Work instructions ▸
Look over the data below and give the number of lines containing the word "Gajadeera", with no other words.

Items from a figure collection ▸
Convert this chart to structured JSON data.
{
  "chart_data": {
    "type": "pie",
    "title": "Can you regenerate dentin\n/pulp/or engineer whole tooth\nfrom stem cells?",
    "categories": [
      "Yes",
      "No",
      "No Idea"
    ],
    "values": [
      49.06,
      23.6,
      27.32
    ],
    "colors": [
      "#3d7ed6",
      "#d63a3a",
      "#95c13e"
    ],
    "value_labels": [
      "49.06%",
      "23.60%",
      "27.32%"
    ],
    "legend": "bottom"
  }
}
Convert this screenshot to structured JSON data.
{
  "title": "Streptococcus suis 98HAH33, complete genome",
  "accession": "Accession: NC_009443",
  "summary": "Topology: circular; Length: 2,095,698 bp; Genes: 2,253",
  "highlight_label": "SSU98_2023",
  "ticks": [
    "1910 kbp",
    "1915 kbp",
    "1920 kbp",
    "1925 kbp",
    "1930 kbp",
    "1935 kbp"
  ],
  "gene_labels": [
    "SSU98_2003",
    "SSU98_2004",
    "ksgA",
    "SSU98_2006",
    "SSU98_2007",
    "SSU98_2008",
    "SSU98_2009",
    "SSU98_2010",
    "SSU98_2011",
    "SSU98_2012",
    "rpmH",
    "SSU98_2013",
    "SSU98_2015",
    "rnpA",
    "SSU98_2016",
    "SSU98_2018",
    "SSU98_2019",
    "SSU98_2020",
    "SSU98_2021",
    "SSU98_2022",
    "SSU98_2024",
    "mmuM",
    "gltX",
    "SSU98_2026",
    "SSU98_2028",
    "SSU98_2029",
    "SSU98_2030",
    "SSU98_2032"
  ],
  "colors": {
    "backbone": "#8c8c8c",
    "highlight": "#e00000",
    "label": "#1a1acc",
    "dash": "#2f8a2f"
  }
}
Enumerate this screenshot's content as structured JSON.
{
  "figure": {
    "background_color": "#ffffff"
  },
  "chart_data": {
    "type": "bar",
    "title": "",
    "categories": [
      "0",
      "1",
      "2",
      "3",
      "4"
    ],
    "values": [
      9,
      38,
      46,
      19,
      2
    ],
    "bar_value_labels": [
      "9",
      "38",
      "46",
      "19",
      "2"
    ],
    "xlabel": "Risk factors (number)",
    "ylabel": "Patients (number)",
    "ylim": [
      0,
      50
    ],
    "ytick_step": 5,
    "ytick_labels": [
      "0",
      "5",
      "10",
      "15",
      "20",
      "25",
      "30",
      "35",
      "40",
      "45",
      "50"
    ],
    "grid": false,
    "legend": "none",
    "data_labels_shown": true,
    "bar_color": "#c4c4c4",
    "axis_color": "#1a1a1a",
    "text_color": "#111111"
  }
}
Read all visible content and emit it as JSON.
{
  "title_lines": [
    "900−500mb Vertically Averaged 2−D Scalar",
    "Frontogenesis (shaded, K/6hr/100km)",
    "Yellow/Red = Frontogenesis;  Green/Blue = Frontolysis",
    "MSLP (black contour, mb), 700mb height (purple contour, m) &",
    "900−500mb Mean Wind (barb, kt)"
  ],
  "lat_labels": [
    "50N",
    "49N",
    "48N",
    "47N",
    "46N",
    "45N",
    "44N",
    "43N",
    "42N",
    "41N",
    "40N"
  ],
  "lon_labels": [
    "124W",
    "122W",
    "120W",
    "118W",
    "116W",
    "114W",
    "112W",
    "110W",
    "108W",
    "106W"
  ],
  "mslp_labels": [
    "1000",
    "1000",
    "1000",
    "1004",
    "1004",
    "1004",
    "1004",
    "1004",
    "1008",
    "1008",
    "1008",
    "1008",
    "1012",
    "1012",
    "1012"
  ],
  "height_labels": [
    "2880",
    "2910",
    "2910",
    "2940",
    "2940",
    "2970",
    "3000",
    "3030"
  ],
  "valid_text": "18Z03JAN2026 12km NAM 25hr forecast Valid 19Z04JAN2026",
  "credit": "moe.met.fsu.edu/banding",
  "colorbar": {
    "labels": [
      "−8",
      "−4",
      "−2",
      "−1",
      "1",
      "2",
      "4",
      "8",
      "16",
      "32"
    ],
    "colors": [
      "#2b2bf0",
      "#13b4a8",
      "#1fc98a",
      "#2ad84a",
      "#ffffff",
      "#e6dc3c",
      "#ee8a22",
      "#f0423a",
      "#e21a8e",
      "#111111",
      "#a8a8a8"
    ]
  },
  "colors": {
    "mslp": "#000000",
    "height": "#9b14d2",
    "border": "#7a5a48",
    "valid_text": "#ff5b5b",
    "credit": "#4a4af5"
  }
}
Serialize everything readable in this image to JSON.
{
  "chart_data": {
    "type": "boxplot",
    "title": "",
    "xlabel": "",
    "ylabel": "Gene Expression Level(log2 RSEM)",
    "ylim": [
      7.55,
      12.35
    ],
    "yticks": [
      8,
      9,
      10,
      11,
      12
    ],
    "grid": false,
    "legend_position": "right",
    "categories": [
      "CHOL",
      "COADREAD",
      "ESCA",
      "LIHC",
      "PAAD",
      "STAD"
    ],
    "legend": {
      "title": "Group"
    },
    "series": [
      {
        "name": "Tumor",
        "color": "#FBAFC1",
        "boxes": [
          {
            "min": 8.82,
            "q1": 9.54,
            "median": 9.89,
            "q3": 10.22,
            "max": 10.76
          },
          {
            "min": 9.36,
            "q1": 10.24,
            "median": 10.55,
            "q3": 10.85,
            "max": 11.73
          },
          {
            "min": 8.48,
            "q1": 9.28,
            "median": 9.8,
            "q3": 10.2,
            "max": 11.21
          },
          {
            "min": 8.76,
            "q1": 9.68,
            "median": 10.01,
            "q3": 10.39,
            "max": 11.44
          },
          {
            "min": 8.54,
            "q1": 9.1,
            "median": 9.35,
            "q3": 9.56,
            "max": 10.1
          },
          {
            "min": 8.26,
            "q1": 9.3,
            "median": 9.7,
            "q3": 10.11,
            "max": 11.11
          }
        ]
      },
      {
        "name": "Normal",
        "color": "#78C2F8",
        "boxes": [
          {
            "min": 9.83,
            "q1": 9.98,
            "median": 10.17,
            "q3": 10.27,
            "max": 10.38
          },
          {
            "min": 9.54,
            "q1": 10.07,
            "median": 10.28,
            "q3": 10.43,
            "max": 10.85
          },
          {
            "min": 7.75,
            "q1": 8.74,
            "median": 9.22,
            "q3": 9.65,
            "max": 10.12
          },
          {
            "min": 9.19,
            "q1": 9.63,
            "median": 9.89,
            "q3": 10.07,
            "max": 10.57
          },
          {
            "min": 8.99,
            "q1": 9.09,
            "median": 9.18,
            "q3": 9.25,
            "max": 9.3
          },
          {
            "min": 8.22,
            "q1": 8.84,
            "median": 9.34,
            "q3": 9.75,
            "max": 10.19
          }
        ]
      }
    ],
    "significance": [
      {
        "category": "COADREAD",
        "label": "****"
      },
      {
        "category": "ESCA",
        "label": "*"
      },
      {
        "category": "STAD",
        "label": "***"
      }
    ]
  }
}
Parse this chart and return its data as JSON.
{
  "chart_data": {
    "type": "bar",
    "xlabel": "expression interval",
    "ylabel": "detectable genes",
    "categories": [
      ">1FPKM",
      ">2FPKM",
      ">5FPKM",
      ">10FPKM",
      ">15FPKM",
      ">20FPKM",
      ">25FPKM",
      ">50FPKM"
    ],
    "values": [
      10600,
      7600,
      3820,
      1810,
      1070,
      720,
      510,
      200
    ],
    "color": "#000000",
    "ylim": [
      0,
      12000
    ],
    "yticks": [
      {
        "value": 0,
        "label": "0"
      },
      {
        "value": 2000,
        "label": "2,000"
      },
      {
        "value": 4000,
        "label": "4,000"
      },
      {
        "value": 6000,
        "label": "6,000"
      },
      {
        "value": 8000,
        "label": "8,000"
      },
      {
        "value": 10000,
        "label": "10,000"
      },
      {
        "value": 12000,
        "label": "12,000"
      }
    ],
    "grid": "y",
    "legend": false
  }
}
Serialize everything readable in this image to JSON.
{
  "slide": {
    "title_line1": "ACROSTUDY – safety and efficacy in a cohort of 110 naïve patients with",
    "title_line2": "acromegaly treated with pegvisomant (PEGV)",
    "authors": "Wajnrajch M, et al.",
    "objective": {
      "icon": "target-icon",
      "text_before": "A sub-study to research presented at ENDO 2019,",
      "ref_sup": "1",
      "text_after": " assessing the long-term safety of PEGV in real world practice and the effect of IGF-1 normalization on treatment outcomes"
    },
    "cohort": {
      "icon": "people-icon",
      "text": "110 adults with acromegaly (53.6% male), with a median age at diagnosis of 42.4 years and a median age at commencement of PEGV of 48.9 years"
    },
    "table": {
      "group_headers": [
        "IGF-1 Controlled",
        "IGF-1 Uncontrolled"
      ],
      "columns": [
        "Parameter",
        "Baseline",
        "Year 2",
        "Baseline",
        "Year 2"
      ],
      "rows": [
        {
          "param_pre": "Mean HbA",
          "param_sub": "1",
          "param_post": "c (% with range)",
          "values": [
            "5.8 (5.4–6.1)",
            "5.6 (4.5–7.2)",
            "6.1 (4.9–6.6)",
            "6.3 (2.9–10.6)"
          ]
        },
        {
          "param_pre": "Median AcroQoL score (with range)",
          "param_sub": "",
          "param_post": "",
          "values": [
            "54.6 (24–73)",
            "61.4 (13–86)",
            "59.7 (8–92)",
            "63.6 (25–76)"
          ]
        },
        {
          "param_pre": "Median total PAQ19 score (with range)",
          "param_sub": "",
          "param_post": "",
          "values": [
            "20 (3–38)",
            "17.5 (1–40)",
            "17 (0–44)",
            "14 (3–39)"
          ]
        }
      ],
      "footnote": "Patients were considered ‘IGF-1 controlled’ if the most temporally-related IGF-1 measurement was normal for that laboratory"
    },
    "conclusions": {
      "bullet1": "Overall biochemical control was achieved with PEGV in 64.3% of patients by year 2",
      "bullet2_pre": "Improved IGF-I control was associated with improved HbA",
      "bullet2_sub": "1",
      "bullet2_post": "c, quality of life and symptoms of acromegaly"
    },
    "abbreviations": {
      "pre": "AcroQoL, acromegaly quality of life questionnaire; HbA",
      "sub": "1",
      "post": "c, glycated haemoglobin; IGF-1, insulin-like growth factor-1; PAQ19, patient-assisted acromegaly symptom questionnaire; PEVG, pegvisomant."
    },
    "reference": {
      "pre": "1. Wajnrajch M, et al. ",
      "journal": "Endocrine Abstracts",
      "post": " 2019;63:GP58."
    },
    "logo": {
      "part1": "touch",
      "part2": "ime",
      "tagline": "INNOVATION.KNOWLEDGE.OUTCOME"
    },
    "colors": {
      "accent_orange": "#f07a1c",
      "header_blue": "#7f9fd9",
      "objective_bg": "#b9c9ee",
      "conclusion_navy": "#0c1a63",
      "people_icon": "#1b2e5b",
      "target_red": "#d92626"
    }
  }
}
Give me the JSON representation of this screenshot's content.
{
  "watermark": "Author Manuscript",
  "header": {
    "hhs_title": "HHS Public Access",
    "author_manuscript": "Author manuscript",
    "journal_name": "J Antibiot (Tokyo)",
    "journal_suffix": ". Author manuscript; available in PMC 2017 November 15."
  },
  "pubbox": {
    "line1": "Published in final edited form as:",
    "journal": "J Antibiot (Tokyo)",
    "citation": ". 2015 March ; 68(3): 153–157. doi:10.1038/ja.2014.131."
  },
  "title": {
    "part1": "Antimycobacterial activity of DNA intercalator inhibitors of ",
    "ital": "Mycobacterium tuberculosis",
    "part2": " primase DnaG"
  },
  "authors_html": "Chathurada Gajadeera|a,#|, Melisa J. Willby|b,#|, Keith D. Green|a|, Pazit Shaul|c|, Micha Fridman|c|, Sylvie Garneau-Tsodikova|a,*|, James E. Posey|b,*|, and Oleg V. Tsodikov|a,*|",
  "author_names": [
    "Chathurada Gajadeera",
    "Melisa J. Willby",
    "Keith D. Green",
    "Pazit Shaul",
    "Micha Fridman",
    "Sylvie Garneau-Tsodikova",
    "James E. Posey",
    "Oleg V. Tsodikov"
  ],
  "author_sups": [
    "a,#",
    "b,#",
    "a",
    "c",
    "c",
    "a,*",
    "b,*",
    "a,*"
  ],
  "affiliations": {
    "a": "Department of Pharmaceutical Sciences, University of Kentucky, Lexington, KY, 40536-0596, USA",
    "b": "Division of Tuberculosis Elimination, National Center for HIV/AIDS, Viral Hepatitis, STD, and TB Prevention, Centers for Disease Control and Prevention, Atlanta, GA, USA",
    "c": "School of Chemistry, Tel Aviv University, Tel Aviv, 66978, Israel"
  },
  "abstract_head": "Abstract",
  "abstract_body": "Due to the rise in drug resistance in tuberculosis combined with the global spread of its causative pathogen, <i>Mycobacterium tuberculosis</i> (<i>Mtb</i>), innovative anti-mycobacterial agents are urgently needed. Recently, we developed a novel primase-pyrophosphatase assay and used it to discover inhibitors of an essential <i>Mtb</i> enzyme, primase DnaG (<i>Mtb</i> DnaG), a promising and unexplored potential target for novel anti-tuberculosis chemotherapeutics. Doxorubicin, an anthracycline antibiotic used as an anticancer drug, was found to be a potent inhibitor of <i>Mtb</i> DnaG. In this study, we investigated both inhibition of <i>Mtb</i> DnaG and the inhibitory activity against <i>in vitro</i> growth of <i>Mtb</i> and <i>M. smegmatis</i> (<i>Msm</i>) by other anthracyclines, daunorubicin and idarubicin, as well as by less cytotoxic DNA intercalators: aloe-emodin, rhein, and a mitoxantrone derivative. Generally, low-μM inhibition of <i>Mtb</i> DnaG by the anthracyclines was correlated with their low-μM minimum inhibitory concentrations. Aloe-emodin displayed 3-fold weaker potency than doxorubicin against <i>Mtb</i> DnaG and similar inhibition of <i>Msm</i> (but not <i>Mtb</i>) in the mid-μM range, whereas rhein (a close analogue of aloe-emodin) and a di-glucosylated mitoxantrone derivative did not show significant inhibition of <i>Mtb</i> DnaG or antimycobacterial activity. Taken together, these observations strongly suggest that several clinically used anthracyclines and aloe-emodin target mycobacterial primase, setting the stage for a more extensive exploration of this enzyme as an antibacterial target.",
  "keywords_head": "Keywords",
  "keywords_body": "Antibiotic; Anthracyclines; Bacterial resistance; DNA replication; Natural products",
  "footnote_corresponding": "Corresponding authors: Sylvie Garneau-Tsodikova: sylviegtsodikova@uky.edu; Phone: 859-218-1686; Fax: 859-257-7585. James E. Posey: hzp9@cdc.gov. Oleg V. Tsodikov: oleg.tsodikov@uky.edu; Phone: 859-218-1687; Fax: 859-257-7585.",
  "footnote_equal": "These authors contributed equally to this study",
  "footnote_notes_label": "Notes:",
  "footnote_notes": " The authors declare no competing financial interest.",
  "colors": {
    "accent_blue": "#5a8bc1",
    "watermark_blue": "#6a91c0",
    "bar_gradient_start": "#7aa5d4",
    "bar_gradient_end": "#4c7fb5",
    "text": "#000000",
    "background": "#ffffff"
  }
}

Reply ▸
2